◆ DATA FOR THIS EXERCISE ◆
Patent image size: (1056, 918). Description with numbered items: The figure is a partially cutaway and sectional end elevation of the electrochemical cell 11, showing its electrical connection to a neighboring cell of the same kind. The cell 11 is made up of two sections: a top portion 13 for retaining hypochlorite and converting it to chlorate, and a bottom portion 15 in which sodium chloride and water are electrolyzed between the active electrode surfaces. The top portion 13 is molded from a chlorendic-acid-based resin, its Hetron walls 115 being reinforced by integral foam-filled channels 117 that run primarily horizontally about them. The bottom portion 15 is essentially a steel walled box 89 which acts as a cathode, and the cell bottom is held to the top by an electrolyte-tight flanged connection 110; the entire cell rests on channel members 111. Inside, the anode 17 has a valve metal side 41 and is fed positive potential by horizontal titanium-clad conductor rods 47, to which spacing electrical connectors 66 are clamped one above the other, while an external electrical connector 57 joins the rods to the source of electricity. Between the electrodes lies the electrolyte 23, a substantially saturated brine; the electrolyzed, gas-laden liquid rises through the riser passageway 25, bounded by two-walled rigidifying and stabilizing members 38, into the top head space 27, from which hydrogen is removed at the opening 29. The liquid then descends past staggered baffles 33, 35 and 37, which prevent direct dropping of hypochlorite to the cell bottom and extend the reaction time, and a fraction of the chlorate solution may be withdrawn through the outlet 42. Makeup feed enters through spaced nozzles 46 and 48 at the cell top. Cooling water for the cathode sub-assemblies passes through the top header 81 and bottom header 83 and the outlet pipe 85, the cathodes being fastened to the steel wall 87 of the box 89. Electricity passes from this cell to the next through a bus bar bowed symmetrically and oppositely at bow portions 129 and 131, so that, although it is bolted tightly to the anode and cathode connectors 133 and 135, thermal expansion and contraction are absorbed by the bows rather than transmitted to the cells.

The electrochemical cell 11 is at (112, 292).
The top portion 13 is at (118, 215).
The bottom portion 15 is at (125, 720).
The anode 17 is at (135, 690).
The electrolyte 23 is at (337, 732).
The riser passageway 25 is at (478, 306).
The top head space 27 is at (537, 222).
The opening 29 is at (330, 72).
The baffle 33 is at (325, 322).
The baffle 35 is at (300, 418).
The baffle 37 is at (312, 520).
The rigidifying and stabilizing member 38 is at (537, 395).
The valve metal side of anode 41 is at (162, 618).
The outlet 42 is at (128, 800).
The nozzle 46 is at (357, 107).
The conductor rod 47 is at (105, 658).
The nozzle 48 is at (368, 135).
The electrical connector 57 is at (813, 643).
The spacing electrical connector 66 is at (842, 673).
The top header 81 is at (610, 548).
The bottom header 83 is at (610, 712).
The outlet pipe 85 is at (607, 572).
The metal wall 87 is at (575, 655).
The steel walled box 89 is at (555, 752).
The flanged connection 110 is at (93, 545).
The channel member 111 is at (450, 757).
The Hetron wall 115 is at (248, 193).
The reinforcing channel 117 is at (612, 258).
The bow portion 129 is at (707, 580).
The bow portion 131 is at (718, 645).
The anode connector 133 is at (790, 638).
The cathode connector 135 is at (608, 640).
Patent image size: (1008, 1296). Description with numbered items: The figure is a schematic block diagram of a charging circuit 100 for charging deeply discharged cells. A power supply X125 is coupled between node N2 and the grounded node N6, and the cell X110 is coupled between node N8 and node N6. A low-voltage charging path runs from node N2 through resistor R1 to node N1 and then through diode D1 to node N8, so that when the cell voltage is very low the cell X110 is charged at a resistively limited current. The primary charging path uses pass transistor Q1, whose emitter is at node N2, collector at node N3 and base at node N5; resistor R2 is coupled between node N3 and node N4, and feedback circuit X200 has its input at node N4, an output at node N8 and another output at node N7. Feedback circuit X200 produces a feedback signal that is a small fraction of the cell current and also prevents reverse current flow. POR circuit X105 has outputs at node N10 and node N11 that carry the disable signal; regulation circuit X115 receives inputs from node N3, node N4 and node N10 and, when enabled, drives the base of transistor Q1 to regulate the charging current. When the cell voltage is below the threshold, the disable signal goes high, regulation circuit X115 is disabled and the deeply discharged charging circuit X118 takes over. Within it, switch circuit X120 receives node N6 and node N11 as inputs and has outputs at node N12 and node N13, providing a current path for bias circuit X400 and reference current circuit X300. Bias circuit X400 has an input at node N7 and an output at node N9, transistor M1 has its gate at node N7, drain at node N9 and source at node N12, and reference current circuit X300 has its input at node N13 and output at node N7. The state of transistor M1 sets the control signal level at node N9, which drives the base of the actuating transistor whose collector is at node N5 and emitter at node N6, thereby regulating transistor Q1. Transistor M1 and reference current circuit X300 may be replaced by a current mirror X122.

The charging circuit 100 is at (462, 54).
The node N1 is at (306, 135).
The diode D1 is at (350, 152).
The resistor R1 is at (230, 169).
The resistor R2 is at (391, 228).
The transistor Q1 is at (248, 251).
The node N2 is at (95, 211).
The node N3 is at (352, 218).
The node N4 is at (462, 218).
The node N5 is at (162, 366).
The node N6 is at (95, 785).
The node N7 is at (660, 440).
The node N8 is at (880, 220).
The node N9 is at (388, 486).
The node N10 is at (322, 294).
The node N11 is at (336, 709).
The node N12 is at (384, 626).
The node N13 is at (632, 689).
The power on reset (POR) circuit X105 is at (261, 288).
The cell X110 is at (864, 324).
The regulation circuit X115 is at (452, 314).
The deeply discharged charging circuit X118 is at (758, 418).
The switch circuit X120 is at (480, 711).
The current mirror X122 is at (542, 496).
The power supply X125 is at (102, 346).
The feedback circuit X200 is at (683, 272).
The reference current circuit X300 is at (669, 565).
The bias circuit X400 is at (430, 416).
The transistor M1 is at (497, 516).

◆ EXERCISE OBJECTIVE ◆
Reproduce each record exactly, leaving nothing out.

◆ ANSWER TO THIS PROBLEM ◆
Patent image size: (1056, 918). Description with numbered items: The figure is a partially cutaway and sectional end elevation of the electrochemical cell 11, showing its electrical connection to a neighboring cell of the same kind. The cell 11 is made up of two sections: a top portion 13 for retaining hypochlorite and converting it to chlorate, and a bottom portion 15 in which sodium chloride and water are electrolyzed between the active electrode surfaces. The top portion 13 is molded from a chlorendic-acid-based resin, its Hetron walls 115 being reinforced by integral foam-filled channels 117 that run primarily horizontally about them. The bottom portion 15 is essentially a steel walled box 89 which acts as a cathode, and the cell bottom is held to the top by an electrolyte-tight flanged connection 110; the entire cell rests on channel members 111. Inside, the anode 17 has a valve metal side 41 and is fed positive potential by horizontal titanium-clad conductor rods 47, to which spacing electrical connectors 66 are clamped one above the other, while an external electrical connector 57 joins the rods to the source of electricity. Between the electrodes lies the electrolyte 23, a substantially saturated brine; the electrolyzed, gas-laden liquid rises through the riser passageway 25, bounded by two-walled rigidifying and stabilizing members 38, into the top head space 27, from which hydrogen is removed at the opening 29. The liquid then descends past staggered baffles 33, 35 and 37, which prevent direct dropping of hypochlorite to the cell bottom and extend the reaction time, and a fraction of the chlorate solution may be withdrawn through the outlet 42. Makeup feed enters through spaced nozzles 46 and 48 at the cell top. Cooling water for the cathode sub-assemblies passes through the top header 81 and bottom header 83 and the outlet pipe 85, the cathodes being fastened to the steel wall 87 of the box 89. Electricity passes from this cell to the next through a bus bar bowed symmetrically and oppositely at bow portions 129 and 131, so that, although it is bolted tightly to the anode and cathode connectors 133 and 135, thermal expansion and contraction are absorbed by the bows rather than transmitted to the cells.

The electrochemical cell 11 is at (112, 292).
The top portion 13 is at (118, 215).
The bottom portion 15 is at (125, 720).
The anode 17 is at (135, 690).
The electrolyte 23 is at (337, 732).
The riser passageway 25 is at (478, 306).
The top head space 27 is at (537, 222).
The opening 29 is at (330, 72).
The baffle 33 is at (325, 322).
The baffle 35 is at (300, 418).
The baffle 37 is at (312, 520).
The rigidifying and stabilizing member 38 is at (537, 395).
The valve metal side of anode 41 is at (162, 618).
The outlet 42 is at (128, 800).
The nozzle 46 is at (357, 107).
The conductor rod 47 is at (105, 658).
The nozzle 48 is at (368, 135).
The electrical connector 57 is at (813, 643).
The spacing electrical connector 66 is at (842, 673).
The top header 81 is at (610, 548).
The bottom header 83 is at (610, 712).
The outlet pipe 85 is at (607, 572).
The metal wall 87 is at (575, 655).
The steel walled box 89 is at (555, 752).
The flanged connection 110 is at (93, 545).
The channel member 111 is at (450, 757).
The Hetron wall 115 is at (248, 193).
The reinforcing channel 117 is at (612, 258).
The bow portion 129 is at (707, 580).
The bow portion 131 is at (718, 645).
The anode connector 133 is at (790, 638).
The cathode connector 135 is at (608, 640).
Patent image size: (1008, 1296). Description with numbered items: The figure is a schematic block diagram of a charging circuit 100 for charging deeply discharged cells. A power supply X125 is coupled between node N2 and the grounded node N6, and the cell X110 is coupled between node N8 and node N6. A low-voltage charging path runs from node N2 through resistor R1 to node N1 and then through diode D1 to node N8, so that when the cell voltage is very low the cell X110 is charged at a resistively limited current. The primary charging path uses pass transistor Q1, whose emitter is at node N2, collector at node N3 and base at node N5; resistor R2 is coupled between node N3 and node N4, and feedback circuit X200 has its input at node N4, an output at node N8 and another output at node N7. Feedback circuit X200 produces a feedback signal that is a small fraction of the cell current and also prevents reverse current flow. POR circuit X105 has outputs at node N10 and node N11 that carry the disable signal; regulation circuit X115 receives inputs from node N3, node N4 and node N10 and, when enabled, drives the base of transistor Q1 to regulate the charging current. When the cell voltage is below the threshold, the disable signal goes high, regulation circuit X115 is disabled and the deeply discharged charging circuit X118 takes over. Within it, switch circuit X120 receives node N6 and node N11 as inputs and has outputs at node N12 and node N13, providing a current path for bias circuit X400 and reference current circuit X300. Bias circuit X400 has an input at node N7 and an output at node N9, transistor M1 has its gate at node N7, drain at node N9 and source at node N12, and reference current circuit X300 has its input at node N13 and output at node N7. The state of transistor M1 sets the control signal level at node N9, which drives the base of the actuating transistor whose collector is at node N5 and emitter at node N6, thereby regulating transistor Q1. Transistor M1 and reference current circuit X300 may be replaced by a current mirror X122.

The charging circuit 100 is at (462, 54).
The node N1 is at (306, 135).
The diode D1 is at (350, 152).
The resistor R1 is at (230, 169).
The resistor R2 is at (391, 228).
The transistor Q1 is at (248, 251).
The node N2 is at (95, 211).
The node N3 is at (352, 218).
The node N4 is at (462, 218).
The node N5 is at (162, 366).
The node N6 is at (95, 785).
The node N7 is at (660, 440).
The node N8 is at (880, 220).
The node N9 is at (388, 486).
The node N10 is at (322, 294).
The node N11 is at (336, 709).
The node N12 is at (384, 626).
The node N13 is at (632, 689).
The power on reset (POR) circuit X105 is at (261, 288).
The cell X110 is at (864, 324).
The regulation circuit X115 is at (452, 314).
The deeply discharged charging circuit X118 is at (758, 418).
The switch circuit X120 is at (480, 711).
The current mirror X122 is at (542, 496).
The power supply X125 is at (102, 346).
The feedback circuit X200 is at (683, 272).
The reference current circuit X300 is at (669, 565).
The bias circuit X400 is at (430, 416).
The transistor M1 is at (497, 516).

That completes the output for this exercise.